• **REQUIRED TASK**: Identify each line in the records below that contains the word "раковины", and copy it.

• **MATERIAL**:

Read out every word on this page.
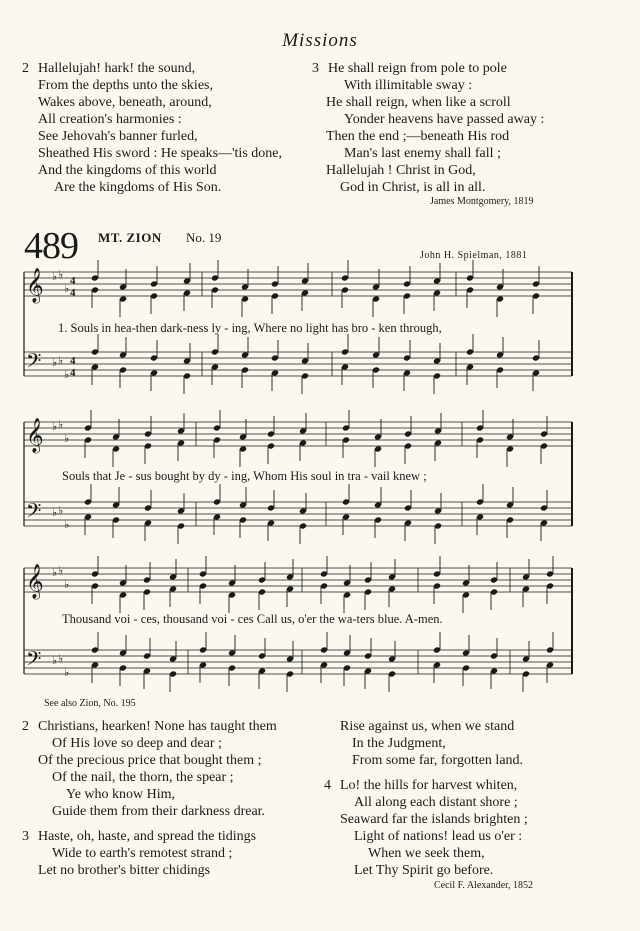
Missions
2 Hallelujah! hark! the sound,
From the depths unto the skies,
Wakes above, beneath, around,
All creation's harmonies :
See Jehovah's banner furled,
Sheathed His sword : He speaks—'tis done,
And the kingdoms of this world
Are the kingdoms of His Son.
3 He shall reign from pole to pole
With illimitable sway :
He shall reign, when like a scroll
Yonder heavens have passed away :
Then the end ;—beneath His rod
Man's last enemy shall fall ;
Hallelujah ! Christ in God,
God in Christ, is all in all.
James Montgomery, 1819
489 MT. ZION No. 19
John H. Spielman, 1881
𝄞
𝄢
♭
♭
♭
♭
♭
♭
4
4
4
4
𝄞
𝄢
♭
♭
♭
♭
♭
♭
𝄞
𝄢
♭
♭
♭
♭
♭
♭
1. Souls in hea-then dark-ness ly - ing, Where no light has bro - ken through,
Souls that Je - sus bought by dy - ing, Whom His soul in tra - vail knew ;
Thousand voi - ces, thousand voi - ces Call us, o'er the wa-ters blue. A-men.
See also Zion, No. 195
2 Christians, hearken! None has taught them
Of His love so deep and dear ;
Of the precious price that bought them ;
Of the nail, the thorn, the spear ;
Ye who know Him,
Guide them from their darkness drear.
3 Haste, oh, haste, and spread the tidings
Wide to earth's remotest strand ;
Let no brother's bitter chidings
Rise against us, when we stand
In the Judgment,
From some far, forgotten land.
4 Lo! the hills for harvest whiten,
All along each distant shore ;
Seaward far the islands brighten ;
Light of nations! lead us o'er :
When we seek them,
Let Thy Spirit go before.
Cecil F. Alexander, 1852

---

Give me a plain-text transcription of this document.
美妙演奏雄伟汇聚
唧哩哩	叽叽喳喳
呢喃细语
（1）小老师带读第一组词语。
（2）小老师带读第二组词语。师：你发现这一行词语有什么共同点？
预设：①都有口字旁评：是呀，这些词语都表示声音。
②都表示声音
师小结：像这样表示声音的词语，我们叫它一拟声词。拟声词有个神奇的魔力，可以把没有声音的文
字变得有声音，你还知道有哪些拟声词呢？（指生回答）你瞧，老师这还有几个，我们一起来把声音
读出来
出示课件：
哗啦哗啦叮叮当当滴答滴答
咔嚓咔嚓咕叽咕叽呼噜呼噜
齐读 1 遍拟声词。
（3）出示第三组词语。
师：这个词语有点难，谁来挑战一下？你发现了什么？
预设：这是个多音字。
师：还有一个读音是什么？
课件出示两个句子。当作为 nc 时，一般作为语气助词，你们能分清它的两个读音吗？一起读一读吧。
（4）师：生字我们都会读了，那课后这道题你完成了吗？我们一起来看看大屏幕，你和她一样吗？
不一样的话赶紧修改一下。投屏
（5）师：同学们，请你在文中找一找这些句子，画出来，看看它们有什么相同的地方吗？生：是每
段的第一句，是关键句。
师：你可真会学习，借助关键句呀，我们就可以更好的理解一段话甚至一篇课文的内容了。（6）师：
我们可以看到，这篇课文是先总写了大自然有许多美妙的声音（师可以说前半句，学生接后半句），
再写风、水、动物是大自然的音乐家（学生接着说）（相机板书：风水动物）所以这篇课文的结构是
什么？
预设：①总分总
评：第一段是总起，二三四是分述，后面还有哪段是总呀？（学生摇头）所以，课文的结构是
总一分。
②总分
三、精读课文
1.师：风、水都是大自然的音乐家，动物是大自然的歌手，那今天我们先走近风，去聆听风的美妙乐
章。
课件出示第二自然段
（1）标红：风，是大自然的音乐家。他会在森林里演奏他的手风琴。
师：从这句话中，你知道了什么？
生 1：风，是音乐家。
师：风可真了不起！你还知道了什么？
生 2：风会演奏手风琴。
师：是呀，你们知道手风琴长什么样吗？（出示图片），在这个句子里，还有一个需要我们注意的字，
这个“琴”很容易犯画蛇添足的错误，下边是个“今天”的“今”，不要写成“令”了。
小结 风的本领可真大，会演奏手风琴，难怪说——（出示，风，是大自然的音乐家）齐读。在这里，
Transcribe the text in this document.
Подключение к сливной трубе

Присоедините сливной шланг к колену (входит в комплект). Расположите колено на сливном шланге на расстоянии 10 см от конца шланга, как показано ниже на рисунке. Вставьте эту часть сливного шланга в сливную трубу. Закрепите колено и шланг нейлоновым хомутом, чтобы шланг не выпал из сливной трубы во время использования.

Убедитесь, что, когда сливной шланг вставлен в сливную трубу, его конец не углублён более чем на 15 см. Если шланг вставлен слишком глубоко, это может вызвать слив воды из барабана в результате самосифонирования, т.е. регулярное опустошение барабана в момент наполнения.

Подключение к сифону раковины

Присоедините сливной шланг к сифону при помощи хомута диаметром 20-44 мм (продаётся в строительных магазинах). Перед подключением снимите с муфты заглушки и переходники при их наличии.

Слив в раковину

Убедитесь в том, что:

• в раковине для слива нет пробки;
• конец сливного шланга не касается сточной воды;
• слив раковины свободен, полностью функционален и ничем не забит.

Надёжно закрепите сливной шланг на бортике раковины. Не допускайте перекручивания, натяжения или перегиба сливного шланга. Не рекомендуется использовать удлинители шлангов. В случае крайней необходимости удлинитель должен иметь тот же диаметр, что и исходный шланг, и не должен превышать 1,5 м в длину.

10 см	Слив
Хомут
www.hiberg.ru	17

• **FULL SOLUTION**:
Подключение к сифону раковины
• слив раковины свободен, полностью функционален и ничем не забит.
Надёжно закрепите сливной шланг на бортике раковины. Не допускайте перекручивания, натяжения или перегиба сливного шланга. Не рекомендуется использовать удлинители шлангов. В случае крайней необходимости удлинитель должен иметь тот же диаметр, что и исходный шланг, и не должен превышать 1,5 м в длину.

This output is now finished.